Task prompt ▸ Pictures do not belong in the copy; quote every entry below exactly.

Record set ▸
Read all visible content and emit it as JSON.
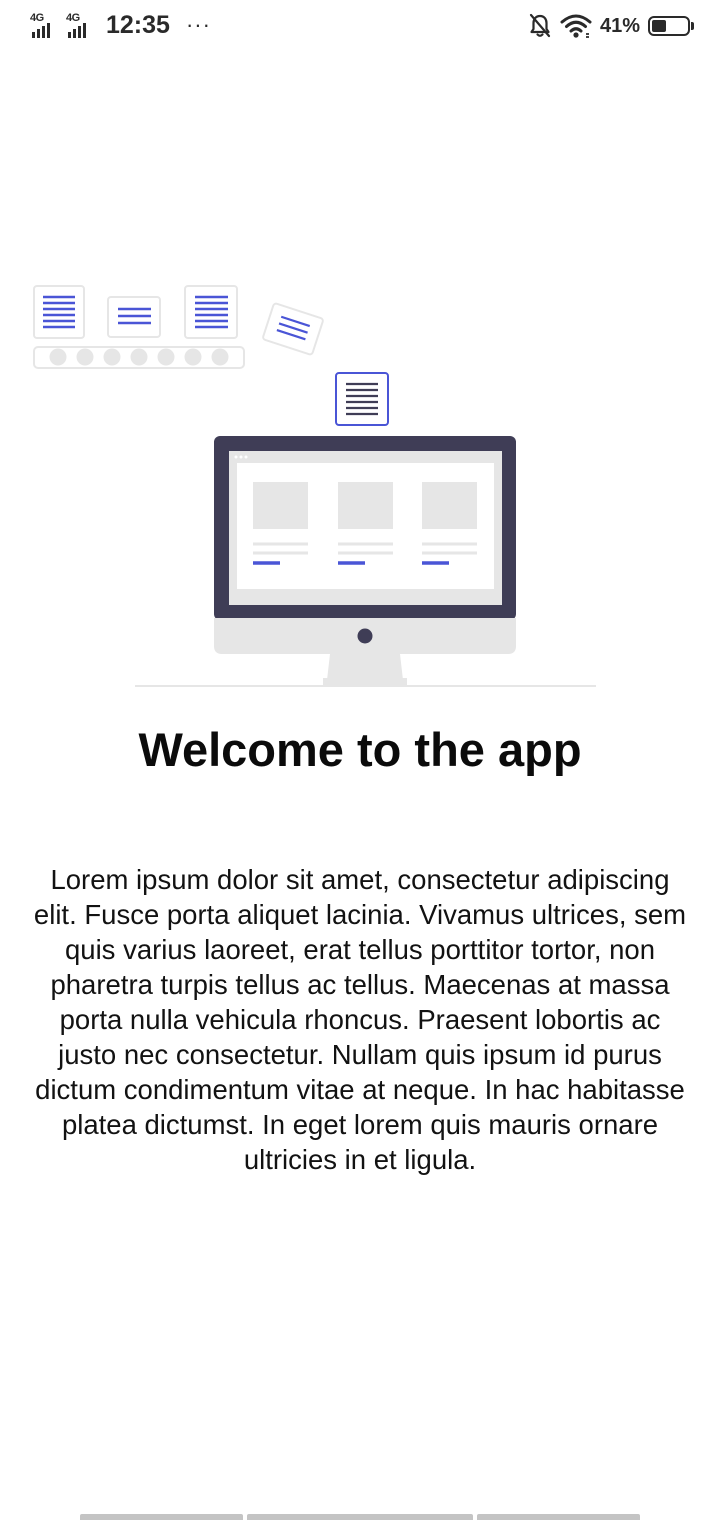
{
  "status_bar": {
    "network_1": "4G",
    "network_2": "4G",
    "time": "12:35",
    "more": "···",
    "battery_percent": "41%",
    "battery_level": 0.41,
    "icons": [
      "signal-icon",
      "signal-icon",
      "mute-bell-icon",
      "wifi-icon",
      "battery-icon"
    ]
  },
  "onboarding": {
    "illustration": "computer-with-documents-illustration",
    "title": "Welcome to the app",
    "body": "Lorem ipsum dolor sit amet, consectetur adipiscing elit. Fusce porta aliquet lacinia. Vivamus ultrices, sem quis varius laoreet, erat tellus porttitor tortor, non pharetra turpis tellus ac tellus. Maecenas at massa porta nulla vehicula rhoncus. Praesent lobortis ac justo nec consectetur. Nullam quis ipsum id purus dictum condimentum vitae at neque. In hac habitasse platea dictumst. In eget lorem quis mauris ornare ultricies in et ligula."
  },
  "page_indicator": {
    "pages": 3,
    "current": 1
  },
  "colors": {
    "accent": "#4a55d6",
    "monitor_frame": "#3f3d56",
    "light_gray": "#e6e6e6",
    "text": "#111111"
  }
}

Result of this task ▸
Read all visible content and emit it as JSON.
{
  "status_bar": {
    "network_1": "4G",
    "network_2": "4G",
    "time": "12:35",
    "more": "···",
    "battery_percent": "41%",
    "battery_level": 0.41,
    "icons": [
      "signal-icon",
      "signal-icon",
      "mute-bell-icon",
      "wifi-icon",
      "battery-icon"
    ]
  },
  "onboarding": {
    "illustration": "computer-with-documents-illustration",
    "title": "Welcome to the app",
    "body": "Lorem ipsum dolor sit amet, consectetur adipiscing elit. Fusce porta aliquet lacinia. Vivamus ultrices, sem quis varius laoreet, erat tellus porttitor tortor, non pharetra turpis tellus ac tellus. Maecenas at massa porta nulla vehicula rhoncus. Praesent lobortis ac justo nec consectetur. Nullam quis ipsum id purus dictum condimentum vitae at neque. In hac habitasse platea dictumst. In eget lorem quis mauris ornare ultricies in et ligula."
  },
  "page_indicator": {
    "pages": 3,
    "current": 1
  },
  "colors": {
    "accent": "#4a55d6",
    "monitor_frame": "#3f3d56",
    "light_gray": "#e6e6e6",
    "text": "#111111"
  }
}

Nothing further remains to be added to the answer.